* [Exercise material]
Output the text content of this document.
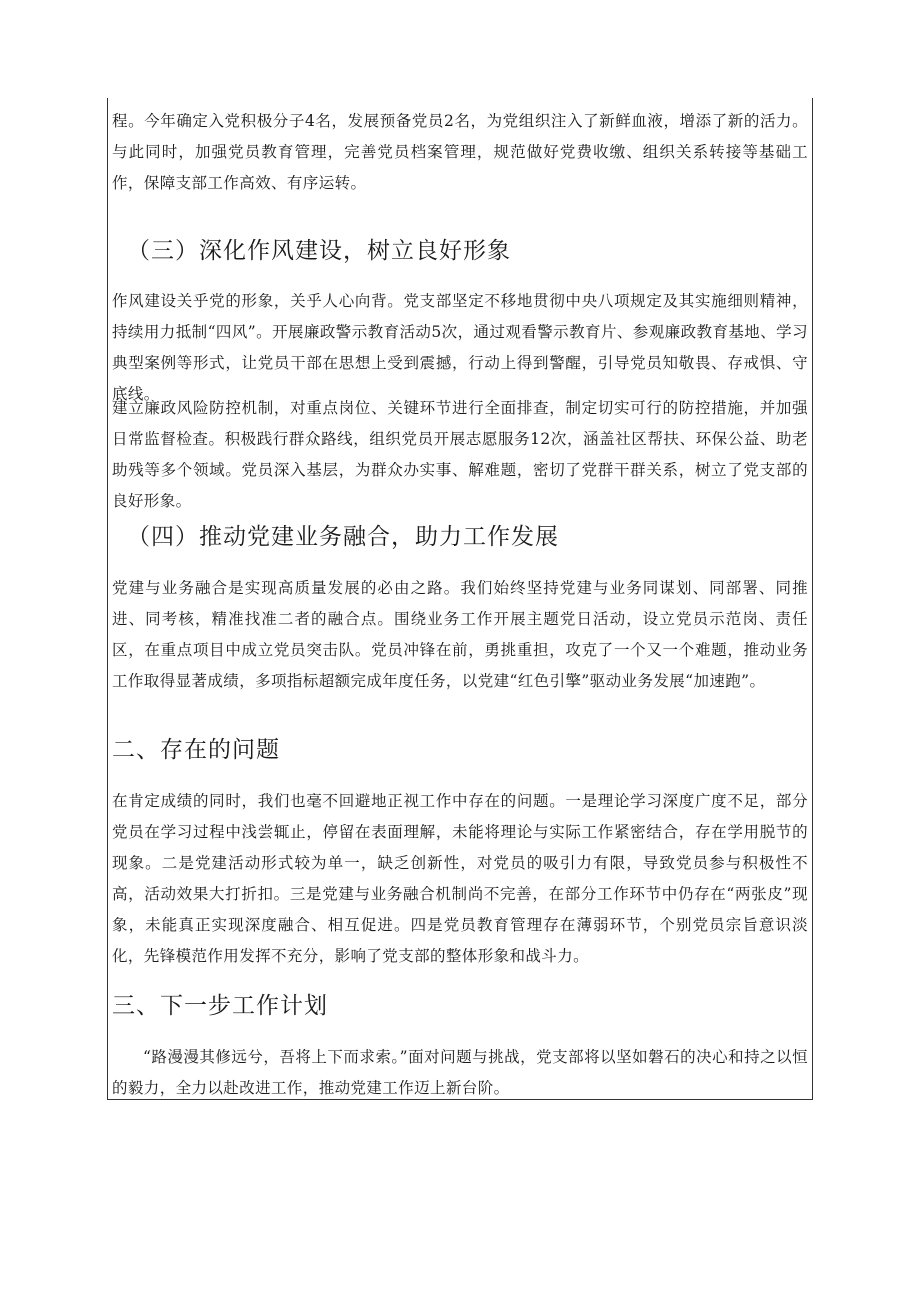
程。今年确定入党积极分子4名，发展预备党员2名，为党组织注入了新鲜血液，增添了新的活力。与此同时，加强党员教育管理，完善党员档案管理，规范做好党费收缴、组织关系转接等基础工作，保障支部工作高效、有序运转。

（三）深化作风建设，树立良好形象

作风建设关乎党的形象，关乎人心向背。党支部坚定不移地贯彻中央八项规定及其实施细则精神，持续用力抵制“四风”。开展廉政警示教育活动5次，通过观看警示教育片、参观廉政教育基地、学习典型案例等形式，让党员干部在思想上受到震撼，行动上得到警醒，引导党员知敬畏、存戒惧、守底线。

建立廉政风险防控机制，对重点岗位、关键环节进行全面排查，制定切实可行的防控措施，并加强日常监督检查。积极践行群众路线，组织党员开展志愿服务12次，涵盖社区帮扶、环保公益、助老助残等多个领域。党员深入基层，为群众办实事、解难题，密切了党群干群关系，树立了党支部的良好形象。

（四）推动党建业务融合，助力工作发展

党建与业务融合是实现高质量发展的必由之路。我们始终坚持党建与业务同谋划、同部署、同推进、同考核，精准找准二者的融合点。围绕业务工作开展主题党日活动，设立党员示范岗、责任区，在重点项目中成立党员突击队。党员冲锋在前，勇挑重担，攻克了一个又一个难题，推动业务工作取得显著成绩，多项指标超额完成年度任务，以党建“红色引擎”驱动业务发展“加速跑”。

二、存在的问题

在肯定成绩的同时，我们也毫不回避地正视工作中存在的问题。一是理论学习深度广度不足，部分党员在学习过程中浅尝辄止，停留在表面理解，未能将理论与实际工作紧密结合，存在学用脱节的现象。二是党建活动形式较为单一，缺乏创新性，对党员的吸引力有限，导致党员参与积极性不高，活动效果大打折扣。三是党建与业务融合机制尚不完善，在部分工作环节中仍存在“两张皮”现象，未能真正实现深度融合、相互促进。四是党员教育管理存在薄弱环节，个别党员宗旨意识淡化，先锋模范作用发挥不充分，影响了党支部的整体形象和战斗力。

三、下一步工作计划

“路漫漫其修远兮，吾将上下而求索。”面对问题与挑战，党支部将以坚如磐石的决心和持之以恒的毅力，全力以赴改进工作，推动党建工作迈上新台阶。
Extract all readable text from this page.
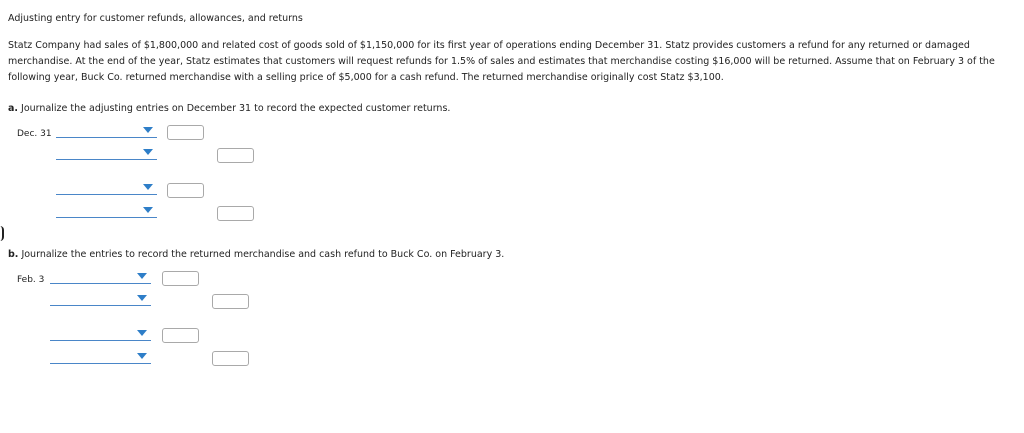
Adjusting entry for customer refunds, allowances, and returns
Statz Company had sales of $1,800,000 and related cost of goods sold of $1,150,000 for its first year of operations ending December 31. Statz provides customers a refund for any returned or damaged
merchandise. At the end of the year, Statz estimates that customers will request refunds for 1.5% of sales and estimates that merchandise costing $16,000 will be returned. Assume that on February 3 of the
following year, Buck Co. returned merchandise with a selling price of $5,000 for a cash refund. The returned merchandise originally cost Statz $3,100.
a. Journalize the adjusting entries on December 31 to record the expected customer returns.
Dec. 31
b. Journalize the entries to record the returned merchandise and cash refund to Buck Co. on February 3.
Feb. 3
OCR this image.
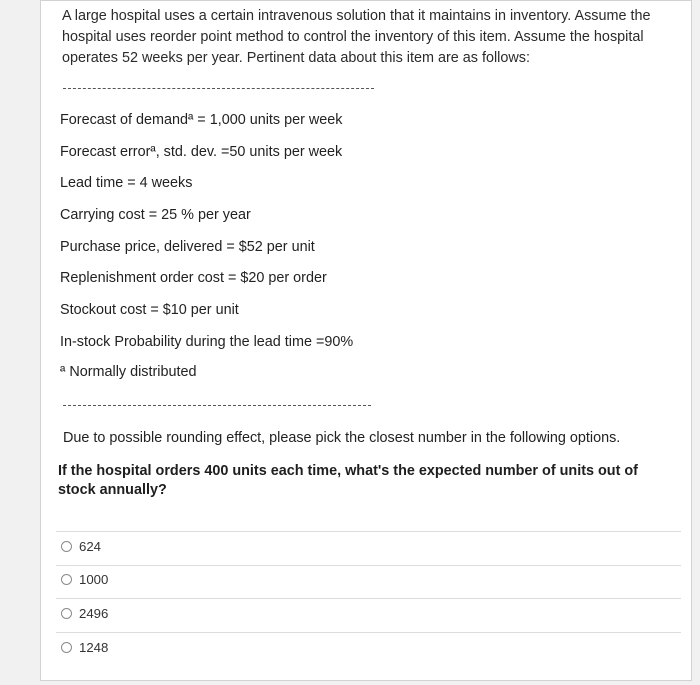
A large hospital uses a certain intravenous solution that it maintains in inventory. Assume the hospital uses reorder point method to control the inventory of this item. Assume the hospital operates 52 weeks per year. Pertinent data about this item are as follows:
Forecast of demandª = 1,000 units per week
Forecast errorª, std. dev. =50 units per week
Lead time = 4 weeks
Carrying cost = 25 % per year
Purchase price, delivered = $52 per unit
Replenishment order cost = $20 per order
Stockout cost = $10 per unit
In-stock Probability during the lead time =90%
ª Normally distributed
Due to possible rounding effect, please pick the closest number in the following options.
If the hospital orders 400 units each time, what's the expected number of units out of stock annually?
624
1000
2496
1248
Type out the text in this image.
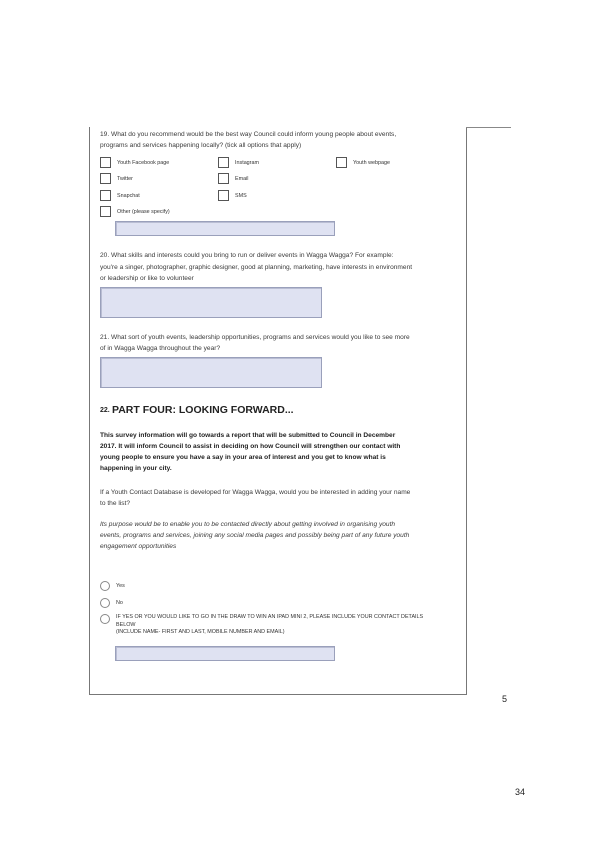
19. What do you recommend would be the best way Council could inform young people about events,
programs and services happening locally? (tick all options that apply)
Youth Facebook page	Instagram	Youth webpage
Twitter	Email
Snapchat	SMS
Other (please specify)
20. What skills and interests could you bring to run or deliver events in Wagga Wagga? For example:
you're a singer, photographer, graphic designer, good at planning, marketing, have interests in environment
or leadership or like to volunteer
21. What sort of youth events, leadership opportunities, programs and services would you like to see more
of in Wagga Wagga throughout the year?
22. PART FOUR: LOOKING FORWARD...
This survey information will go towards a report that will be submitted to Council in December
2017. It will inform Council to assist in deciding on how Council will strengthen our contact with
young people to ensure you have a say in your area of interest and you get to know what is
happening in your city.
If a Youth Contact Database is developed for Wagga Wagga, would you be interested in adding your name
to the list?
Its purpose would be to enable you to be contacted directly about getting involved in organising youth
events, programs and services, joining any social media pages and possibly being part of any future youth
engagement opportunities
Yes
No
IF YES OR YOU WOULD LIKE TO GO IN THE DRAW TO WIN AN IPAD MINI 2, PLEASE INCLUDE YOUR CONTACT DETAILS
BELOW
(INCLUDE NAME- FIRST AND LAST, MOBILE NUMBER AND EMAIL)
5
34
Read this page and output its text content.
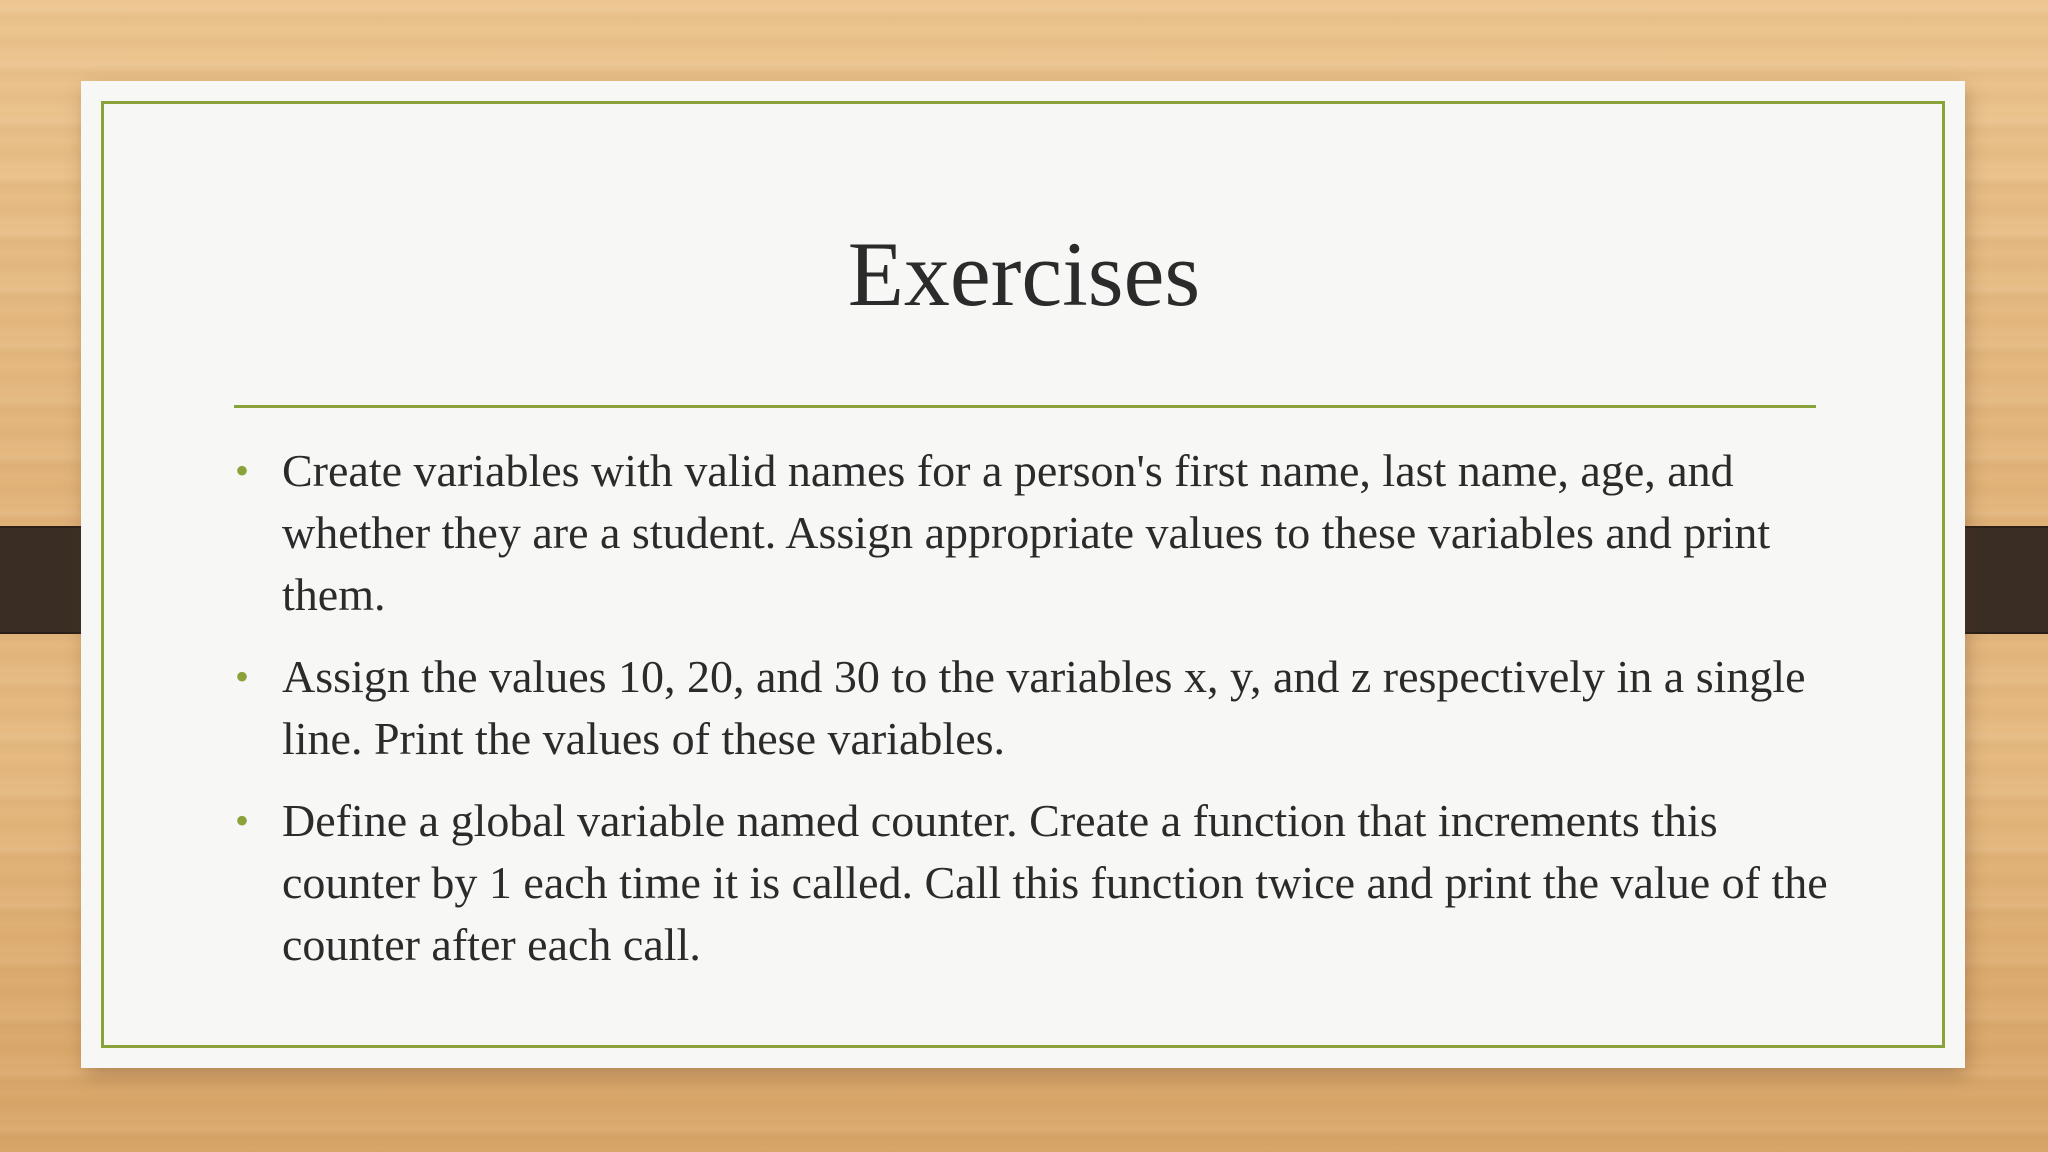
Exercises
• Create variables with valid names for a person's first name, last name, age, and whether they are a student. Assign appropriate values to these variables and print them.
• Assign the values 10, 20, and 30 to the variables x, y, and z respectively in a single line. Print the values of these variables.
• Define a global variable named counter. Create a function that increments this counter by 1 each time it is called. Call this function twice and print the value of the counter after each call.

* [Given task]
Tally the lines of the records holding the word "customers", then give only the resulting number.

* [Complete output]
2